** begin Dataset content **

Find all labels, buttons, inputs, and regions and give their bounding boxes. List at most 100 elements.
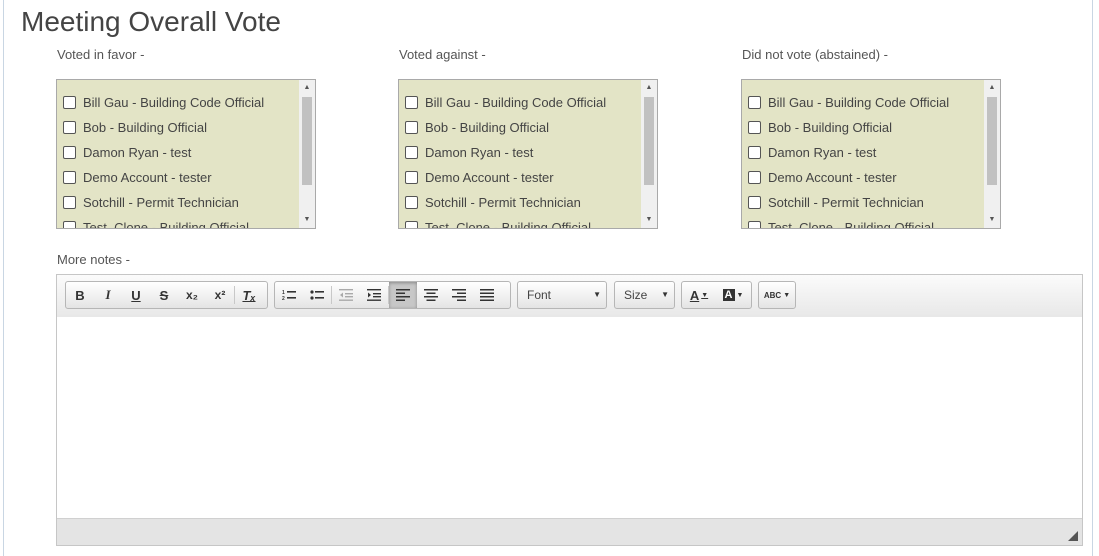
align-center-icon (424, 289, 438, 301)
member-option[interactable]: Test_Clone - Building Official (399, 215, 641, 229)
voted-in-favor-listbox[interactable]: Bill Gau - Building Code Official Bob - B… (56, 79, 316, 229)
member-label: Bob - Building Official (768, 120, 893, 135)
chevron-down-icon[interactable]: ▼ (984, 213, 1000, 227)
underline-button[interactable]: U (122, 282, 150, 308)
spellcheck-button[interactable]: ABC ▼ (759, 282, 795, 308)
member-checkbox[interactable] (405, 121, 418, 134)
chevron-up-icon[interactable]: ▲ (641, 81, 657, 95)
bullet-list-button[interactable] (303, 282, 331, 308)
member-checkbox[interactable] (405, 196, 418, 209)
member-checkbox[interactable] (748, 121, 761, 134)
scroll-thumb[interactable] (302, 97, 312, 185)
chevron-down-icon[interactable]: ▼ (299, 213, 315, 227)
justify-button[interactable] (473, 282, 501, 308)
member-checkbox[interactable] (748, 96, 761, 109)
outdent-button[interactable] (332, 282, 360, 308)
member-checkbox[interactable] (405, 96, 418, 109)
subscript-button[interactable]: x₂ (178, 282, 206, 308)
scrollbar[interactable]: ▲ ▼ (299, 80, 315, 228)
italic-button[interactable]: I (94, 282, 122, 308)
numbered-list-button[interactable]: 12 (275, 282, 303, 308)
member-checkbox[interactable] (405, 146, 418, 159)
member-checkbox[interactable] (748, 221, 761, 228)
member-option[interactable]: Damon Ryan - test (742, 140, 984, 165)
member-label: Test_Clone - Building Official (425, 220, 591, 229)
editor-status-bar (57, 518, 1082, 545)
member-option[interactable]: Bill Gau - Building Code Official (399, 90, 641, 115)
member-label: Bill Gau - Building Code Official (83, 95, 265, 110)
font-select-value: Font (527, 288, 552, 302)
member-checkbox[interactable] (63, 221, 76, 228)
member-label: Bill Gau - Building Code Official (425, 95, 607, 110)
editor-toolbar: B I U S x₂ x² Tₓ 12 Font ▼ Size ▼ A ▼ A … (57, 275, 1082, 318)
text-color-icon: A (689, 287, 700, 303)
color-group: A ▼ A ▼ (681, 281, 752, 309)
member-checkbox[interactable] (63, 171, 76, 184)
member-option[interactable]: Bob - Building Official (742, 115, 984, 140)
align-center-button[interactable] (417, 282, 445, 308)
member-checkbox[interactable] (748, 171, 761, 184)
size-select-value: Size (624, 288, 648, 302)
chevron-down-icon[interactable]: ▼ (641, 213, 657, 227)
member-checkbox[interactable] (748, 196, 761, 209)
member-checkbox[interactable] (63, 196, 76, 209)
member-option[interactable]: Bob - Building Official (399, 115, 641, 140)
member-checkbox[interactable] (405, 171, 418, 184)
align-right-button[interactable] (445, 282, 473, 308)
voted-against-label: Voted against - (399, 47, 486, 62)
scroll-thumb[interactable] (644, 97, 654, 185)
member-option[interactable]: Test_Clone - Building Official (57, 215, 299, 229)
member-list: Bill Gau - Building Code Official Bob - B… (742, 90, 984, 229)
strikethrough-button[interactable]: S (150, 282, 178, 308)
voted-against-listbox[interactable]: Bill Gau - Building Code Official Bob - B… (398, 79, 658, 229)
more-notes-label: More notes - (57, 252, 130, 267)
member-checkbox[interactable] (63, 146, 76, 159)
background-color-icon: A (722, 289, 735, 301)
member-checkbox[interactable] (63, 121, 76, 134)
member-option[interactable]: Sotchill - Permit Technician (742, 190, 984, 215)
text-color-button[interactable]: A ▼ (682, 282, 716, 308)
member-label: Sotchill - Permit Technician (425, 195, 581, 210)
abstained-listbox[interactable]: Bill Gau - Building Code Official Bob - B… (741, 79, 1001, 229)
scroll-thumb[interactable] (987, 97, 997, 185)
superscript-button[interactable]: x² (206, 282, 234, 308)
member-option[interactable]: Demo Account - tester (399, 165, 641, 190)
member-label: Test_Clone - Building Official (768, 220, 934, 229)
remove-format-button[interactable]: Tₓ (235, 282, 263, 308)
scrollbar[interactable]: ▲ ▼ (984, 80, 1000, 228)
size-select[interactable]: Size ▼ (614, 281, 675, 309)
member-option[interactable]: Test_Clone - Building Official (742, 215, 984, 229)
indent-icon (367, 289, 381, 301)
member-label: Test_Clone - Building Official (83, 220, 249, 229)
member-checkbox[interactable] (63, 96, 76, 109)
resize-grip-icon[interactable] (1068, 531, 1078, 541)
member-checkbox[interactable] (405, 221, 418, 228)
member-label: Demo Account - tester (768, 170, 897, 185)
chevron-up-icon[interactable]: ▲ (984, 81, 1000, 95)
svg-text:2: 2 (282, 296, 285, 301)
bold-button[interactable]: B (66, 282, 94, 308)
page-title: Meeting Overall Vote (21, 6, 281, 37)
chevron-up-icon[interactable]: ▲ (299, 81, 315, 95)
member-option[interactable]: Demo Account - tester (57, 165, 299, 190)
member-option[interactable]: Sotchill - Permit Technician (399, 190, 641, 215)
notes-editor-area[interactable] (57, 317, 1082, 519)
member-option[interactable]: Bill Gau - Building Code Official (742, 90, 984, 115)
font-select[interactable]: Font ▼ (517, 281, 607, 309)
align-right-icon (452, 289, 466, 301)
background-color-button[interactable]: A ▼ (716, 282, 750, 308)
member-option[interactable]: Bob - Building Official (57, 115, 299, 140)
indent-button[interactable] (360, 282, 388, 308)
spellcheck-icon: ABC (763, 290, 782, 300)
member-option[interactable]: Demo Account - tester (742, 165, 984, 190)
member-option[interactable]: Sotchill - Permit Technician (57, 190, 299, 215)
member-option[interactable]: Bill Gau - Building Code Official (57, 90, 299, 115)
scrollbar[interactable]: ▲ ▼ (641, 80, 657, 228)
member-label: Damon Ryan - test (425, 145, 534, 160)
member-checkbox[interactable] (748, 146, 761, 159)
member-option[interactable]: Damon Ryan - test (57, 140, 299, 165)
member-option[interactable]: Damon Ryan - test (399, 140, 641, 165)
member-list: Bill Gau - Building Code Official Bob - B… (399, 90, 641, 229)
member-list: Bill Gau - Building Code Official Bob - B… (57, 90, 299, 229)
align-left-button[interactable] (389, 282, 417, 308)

** end Dataset content **
** begin Dataset content **

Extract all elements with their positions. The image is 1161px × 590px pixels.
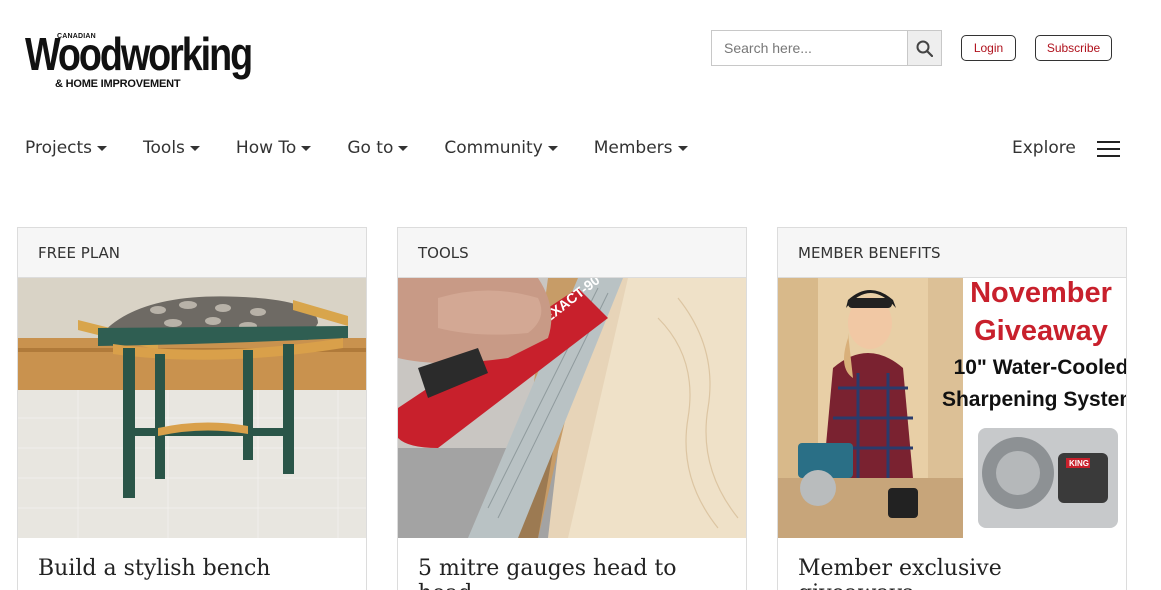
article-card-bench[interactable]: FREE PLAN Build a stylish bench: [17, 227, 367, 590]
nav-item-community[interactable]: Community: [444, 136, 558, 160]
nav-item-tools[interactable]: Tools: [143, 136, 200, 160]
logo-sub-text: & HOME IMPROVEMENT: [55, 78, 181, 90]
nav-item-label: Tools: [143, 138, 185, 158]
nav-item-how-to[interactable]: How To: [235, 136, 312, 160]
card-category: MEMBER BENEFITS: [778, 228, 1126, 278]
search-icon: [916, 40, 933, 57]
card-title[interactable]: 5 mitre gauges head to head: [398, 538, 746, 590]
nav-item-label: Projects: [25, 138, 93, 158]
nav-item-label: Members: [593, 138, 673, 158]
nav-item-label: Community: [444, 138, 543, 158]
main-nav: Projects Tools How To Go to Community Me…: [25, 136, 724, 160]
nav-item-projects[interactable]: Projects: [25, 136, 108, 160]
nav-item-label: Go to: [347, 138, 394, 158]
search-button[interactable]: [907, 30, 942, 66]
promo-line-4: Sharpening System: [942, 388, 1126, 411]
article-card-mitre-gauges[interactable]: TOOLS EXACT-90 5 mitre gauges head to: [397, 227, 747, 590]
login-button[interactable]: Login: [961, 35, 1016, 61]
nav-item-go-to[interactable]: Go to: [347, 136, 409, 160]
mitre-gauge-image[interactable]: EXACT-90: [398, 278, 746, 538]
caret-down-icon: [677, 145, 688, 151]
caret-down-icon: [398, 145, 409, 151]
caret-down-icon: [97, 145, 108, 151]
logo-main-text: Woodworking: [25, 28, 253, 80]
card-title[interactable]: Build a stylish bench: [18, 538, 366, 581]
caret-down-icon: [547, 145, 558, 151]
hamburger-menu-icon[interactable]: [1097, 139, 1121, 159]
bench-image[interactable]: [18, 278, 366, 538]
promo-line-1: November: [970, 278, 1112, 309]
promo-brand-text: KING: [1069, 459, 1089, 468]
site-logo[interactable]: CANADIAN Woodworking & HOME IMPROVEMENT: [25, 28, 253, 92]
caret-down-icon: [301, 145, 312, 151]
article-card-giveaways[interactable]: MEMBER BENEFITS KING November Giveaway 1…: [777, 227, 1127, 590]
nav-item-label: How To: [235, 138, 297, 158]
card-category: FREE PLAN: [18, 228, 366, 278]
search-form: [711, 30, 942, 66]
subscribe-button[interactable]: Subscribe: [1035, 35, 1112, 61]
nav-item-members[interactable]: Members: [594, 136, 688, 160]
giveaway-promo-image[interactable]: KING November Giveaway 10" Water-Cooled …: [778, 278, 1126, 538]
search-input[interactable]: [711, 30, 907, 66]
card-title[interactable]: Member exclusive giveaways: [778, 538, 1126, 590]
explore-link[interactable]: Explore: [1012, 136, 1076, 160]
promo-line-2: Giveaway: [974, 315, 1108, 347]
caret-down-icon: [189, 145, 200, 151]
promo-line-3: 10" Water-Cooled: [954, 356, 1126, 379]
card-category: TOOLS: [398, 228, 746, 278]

** end Dataset content **
** begin Dataset content **

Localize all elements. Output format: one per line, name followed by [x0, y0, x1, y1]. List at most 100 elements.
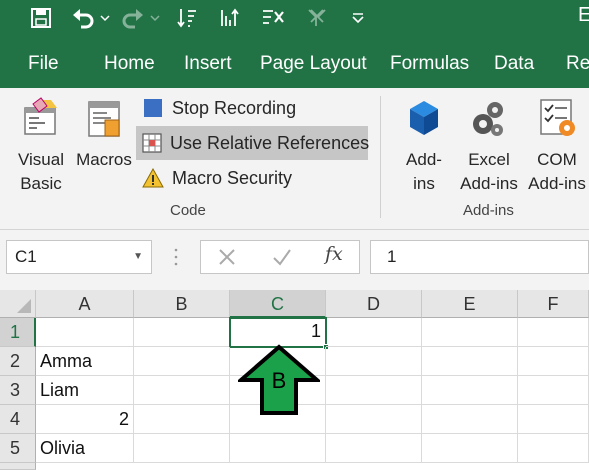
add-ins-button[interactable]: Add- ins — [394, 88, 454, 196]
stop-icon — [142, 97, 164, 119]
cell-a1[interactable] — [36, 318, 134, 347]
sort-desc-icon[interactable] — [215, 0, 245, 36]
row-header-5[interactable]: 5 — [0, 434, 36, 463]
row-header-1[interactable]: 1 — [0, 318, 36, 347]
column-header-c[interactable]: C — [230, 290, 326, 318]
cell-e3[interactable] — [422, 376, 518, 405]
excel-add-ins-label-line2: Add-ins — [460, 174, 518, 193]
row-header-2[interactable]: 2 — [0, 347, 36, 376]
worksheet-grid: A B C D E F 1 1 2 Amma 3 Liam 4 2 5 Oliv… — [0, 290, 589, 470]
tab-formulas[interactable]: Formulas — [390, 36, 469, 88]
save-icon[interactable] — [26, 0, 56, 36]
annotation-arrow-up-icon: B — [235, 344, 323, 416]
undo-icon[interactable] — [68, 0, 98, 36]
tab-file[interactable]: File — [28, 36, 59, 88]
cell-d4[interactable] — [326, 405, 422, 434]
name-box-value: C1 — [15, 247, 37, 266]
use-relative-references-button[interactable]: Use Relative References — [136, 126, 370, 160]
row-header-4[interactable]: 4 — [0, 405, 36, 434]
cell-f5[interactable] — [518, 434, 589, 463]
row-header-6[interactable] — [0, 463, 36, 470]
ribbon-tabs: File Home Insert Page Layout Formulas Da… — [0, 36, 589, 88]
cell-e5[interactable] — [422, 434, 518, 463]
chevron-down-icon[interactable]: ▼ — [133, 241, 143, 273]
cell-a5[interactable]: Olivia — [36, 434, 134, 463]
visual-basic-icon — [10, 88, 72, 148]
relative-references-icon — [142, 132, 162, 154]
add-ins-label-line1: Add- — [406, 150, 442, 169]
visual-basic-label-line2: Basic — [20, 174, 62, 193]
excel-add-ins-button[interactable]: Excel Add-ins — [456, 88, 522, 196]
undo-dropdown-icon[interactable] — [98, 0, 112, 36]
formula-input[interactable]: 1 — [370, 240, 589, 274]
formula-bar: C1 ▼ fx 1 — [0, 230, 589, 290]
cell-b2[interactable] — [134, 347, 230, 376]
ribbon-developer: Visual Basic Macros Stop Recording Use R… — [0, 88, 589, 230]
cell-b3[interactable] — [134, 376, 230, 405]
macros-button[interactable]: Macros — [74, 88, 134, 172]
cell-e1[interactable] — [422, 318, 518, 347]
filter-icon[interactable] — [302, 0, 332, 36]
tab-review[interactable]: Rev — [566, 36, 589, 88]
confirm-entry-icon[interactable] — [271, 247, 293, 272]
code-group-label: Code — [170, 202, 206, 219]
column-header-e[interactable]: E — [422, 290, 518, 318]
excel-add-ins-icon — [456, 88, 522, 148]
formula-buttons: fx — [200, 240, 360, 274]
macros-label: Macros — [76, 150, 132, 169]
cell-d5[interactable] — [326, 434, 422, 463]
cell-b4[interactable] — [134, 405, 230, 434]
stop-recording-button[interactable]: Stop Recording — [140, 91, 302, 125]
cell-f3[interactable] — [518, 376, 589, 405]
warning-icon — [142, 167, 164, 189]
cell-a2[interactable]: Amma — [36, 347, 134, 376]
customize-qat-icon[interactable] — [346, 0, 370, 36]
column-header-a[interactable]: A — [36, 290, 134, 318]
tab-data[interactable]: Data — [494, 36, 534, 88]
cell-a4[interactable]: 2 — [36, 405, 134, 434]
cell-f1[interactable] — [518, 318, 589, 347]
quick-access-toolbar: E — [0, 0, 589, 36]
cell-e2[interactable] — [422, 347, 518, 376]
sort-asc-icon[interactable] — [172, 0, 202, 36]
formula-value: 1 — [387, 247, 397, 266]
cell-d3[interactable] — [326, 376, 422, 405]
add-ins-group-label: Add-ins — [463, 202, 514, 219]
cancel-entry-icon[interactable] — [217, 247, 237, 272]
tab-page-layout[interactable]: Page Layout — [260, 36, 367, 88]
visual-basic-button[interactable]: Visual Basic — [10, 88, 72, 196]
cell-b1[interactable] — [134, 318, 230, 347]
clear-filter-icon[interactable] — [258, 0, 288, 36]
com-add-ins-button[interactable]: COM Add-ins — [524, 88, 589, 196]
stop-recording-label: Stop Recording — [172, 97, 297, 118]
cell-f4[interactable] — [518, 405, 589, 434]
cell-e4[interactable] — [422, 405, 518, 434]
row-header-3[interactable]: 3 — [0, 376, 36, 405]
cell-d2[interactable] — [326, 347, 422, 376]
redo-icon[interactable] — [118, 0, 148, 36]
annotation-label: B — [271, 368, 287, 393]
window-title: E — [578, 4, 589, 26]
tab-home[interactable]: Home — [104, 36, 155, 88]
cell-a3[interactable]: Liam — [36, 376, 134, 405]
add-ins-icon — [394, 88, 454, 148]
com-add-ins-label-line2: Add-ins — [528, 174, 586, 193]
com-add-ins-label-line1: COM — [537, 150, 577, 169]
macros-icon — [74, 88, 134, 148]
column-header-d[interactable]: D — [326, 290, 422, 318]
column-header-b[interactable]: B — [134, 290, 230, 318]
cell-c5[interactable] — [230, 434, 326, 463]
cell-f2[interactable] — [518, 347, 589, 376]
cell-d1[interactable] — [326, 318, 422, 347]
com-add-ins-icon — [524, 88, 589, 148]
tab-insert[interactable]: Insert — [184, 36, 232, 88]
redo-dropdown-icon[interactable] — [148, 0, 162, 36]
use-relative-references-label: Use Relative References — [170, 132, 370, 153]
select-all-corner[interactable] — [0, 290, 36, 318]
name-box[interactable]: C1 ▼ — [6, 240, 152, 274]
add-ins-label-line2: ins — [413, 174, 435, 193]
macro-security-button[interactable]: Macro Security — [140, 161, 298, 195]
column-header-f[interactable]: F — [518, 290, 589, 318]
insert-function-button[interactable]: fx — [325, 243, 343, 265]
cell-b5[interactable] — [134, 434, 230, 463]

** end Dataset content **

# [Problem]
Render the lines of the material between the line containing "add-ins-button[interactable]: Add- ins" and the line containing "formula-input[interactable]: 1 —", inclusive, as a JSON list of strings with one string per line. Skip any blank lines.

# [Exercise response]
[
  "add-ins-button[interactable]: Add- ins — [394, 88, 454, 196]",
  "stop-icon — [142, 97, 164, 119]",
  "cell-a1[interactable] — [36, 318, 134, 347]",
  "sort-desc-icon[interactable] — [215, 0, 245, 36]",
  "row-header-5[interactable]: 5 — [0, 434, 36, 463]",
  "row-header-1[interactable]: 1 — [0, 318, 36, 347]",
  "column-header-c[interactable]: C — [230, 290, 326, 318]",
  "cell-e3[interactable] — [422, 376, 518, 405]",
  "excel-add-ins-label-line2: Add-ins — [460, 174, 518, 193]",
  "row-header-2[interactable]: 2 — [0, 347, 36, 376]",
  "worksheet-grid: A B C D E F 1 1 2 Amma 3 Liam 4 2 5 Oliv… — [0, 290, 589, 470]",
  "tab-formulas[interactable]: Formulas — [390, 36, 469, 88]",
  "save-icon[interactable] — [26, 0, 56, 36]",
  "annotation-arrow-up-icon: B — [235, 344, 323, 416]",
  "undo-icon[interactable] — [68, 0, 98, 36]",
  "tab-file[interactable]: File — [28, 36, 59, 88]",
  "cell-d4[interactable] — [326, 405, 422, 434]",
  "name-box-value: C1 — [15, 247, 37, 266]",
  "use-relative-references-button[interactable]: Use Relative References — [136, 126, 370, 160]",
  "row-header-4[interactable]: 4 — [0, 405, 36, 434]",
  "cell-f5[interactable] — [518, 434, 589, 463]",
  "row-header-6[interactable] — [0, 463, 36, 470]",
  "ribbon-tabs: File Home Insert Page Layout Formulas Da… — [0, 36, 589, 88]",
  "cell-e5[interactable] — [422, 434, 518, 463]",
  "chevron-down-icon[interactable]: ▼ — [133, 241, 143, 273]",
  "cell-a5[interactable]: Olivia — [36, 434, 134, 463]",
  "visual-basic-icon — [10, 88, 72, 148]",
  "relative-references-icon — [142, 132, 162, 154]",
  "add-ins-label-line1: Add- — [406, 150, 442, 169]",
  "visual-basic-label-line2: Basic — [20, 174, 62, 193]",
  "excel-add-ins-button[interactable]: Excel Add-ins — [456, 88, 522, 196]",
  "undo-dropdown-icon[interactable] — [98, 0, 112, 36]",
  "formula-input[interactable]: 1 — [370, 240, 589, 274]"
]